◆ RECORDED DATA

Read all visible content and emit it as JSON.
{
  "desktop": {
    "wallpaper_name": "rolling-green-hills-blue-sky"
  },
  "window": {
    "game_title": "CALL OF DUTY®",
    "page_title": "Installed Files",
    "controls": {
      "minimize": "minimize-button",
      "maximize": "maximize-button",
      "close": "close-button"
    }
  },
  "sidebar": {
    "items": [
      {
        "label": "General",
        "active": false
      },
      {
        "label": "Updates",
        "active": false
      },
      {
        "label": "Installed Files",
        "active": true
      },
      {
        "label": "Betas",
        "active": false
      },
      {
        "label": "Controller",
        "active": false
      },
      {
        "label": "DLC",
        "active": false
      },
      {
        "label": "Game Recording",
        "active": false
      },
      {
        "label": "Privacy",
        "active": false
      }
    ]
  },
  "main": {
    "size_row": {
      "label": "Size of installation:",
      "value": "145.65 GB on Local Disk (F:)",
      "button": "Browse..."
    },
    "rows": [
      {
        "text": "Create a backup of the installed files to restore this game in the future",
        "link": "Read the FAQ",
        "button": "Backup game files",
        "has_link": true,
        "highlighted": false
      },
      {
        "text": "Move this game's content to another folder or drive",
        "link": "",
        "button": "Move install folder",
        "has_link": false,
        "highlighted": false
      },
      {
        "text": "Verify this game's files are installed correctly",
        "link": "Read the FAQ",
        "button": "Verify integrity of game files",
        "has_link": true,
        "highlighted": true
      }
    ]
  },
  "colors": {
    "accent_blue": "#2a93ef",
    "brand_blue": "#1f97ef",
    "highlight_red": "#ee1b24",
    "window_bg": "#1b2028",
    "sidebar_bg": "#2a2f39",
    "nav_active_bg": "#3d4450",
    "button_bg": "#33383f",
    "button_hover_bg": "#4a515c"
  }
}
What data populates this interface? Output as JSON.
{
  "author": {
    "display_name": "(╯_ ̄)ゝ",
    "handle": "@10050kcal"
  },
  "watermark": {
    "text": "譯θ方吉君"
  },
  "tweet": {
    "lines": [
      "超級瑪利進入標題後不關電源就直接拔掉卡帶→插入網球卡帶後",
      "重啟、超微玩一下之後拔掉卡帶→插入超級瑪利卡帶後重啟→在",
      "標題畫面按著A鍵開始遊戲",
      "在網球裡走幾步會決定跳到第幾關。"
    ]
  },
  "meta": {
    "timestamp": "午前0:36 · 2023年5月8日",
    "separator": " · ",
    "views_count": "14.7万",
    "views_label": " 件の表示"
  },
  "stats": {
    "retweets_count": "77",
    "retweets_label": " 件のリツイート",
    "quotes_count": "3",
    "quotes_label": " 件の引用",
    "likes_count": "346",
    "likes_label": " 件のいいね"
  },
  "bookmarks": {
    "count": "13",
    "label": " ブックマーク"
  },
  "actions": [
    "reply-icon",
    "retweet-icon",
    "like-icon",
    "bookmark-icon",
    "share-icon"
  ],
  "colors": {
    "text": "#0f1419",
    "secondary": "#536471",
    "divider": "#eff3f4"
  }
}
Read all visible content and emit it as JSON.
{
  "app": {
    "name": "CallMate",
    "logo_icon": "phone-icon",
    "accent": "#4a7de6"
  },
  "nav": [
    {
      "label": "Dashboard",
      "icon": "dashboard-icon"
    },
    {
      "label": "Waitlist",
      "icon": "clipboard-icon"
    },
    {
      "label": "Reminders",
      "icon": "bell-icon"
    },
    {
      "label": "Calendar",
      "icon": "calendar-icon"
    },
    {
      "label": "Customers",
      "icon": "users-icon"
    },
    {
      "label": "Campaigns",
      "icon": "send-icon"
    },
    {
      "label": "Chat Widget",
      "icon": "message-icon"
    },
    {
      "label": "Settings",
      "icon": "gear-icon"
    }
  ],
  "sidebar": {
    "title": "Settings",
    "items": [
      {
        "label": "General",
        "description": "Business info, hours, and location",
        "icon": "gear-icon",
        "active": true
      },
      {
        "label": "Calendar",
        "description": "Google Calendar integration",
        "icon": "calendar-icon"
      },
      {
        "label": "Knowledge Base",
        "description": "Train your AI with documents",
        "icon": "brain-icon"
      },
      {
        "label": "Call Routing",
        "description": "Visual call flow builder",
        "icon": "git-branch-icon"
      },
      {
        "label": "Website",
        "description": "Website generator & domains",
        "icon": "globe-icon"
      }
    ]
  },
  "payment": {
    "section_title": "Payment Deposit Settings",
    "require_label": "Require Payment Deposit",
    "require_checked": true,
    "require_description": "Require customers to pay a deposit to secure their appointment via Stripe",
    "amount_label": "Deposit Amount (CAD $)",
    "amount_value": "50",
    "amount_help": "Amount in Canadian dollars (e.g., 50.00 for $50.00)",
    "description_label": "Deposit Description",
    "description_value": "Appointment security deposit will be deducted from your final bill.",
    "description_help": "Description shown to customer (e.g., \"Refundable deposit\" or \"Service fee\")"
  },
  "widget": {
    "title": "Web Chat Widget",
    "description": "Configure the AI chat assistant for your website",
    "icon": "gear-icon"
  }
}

◆ THE TASK
Output all of the material, please, exactly as it stands.

◆ RESULT
Read all visible content and emit it as JSON.
{
  "desktop": {
    "wallpaper_name": "rolling-green-hills-blue-sky"
  },
  "window": {
    "game_title": "CALL OF DUTY®",
    "page_title": "Installed Files",
    "controls": {
      "minimize": "minimize-button",
      "maximize": "maximize-button",
      "close": "close-button"
    }
  },
  "sidebar": {
    "items": [
      {
        "label": "General",
        "active": false
      },
      {
        "label": "Updates",
        "active": false
      },
      {
        "label": "Installed Files",
        "active": true
      },
      {
        "label": "Betas",
        "active": false
      },
      {
        "label": "Controller",
        "active": false
      },
      {
        "label": "DLC",
        "active": false
      },
      {
        "label": "Game Recording",
        "active": false
      },
      {
        "label": "Privacy",
        "active": false
      }
    ]
  },
  "main": {
    "size_row": {
      "label": "Size of installation:",
      "value": "145.65 GB on Local Disk (F:)",
      "button": "Browse..."
    },
    "rows": [
      {
        "text": "Create a backup of the installed files to restore this game in the future",
        "link": "Read the FAQ",
        "button": "Backup game files",
        "has_link": true,
        "highlighted": false
      },
      {
        "text": "Move this game's content to another folder or drive",
        "link": "",
        "button": "Move install folder",
        "has_link": false,
        "highlighted": false
      },
      {
        "text": "Verify this game's files are installed correctly",
        "link": "Read the FAQ",
        "button": "Verify integrity of game files",
        "has_link": true,
        "highlighted": true
      }
    ]
  },
  "colors": {
    "accent_blue": "#2a93ef",
    "brand_blue": "#1f97ef",
    "highlight_red": "#ee1b24",
    "window_bg": "#1b2028",
    "sidebar_bg": "#2a2f39",
    "nav_active_bg": "#3d4450",
    "button_bg": "#33383f",
    "button_hover_bg": "#4a515c"
  }
}
What data populates this interface? Output as JSON.
{
  "author": {
    "display_name": "(╯_ ̄)ゝ",
    "handle": "@10050kcal"
  },
  "watermark": {
    "text": "譯θ方吉君"
  },
  "tweet": {
    "lines": [
      "超級瑪利進入標題後不關電源就直接拔掉卡帶→插入網球卡帶後",
      "重啟、超微玩一下之後拔掉卡帶→插入超級瑪利卡帶後重啟→在",
      "標題畫面按著A鍵開始遊戲",
      "在網球裡走幾步會決定跳到第幾關。"
    ]
  },
  "meta": {
    "timestamp": "午前0:36 · 2023年5月8日",
    "separator": " · ",
    "views_count": "14.7万",
    "views_label": " 件の表示"
  },
  "stats": {
    "retweets_count": "77",
    "retweets_label": " 件のリツイート",
    "quotes_count": "3",
    "quotes_label": " 件の引用",
    "likes_count": "346",
    "likes_label": " 件のいいね"
  },
  "bookmarks": {
    "count": "13",
    "label": " ブックマーク"
  },
  "actions": [
    "reply-icon",
    "retweet-icon",
    "like-icon",
    "bookmark-icon",
    "share-icon"
  ],
  "colors": {
    "text": "#0f1419",
    "secondary": "#536471",
    "divider": "#eff3f4"
  }
}
Read all visible content and emit it as JSON.
{
  "app": {
    "name": "CallMate",
    "logo_icon": "phone-icon",
    "accent": "#4a7de6"
  },
  "nav": [
    {
      "label": "Dashboard",
      "icon": "dashboard-icon"
    },
    {
      "label": "Waitlist",
      "icon": "clipboard-icon"
    },
    {
      "label": "Reminders",
      "icon": "bell-icon"
    },
    {
      "label": "Calendar",
      "icon": "calendar-icon"
    },
    {
      "label": "Customers",
      "icon": "users-icon"
    },
    {
      "label": "Campaigns",
      "icon": "send-icon"
    },
    {
      "label": "Chat Widget",
      "icon": "message-icon"
    },
    {
      "label": "Settings",
      "icon": "gear-icon"
    }
  ],
  "sidebar": {
    "title": "Settings",
    "items": [
      {
        "label": "General",
        "description": "Business info, hours, and location",
        "icon": "gear-icon",
        "active": true
      },
      {
        "label": "Calendar",
        "description": "Google Calendar integration",
        "icon": "calendar-icon"
      },
      {
        "label": "Knowledge Base",
        "description": "Train your AI with documents",
        "icon": "brain-icon"
      },
      {
        "label": "Call Routing",
        "description": "Visual call flow builder",
        "icon": "git-branch-icon"
      },
      {
        "label": "Website",
        "description": "Website generator & domains",
        "icon": "globe-icon"
      }
    ]
  },
  "payment": {
    "section_title": "Payment Deposit Settings",
    "require_label": "Require Payment Deposit",
    "require_checked": true,
    "require_description": "Require customers to pay a deposit to secure their appointment via Stripe",
    "amount_label": "Deposit Amount (CAD $)",
    "amount_value": "50",
    "amount_help": "Amount in Canadian dollars (e.g., 50.00 for $50.00)",
    "description_label": "Deposit Description",
    "description_value": "Appointment security deposit will be deducted from your final bill.",
    "description_help": "Description shown to customer (e.g., \"Refundable deposit\" or \"Service fee\")"
  },
  "widget": {
    "title": "Web Chat Widget",
    "description": "Configure the AI chat assistant for your website",
    "icon": "gear-icon"
  }
}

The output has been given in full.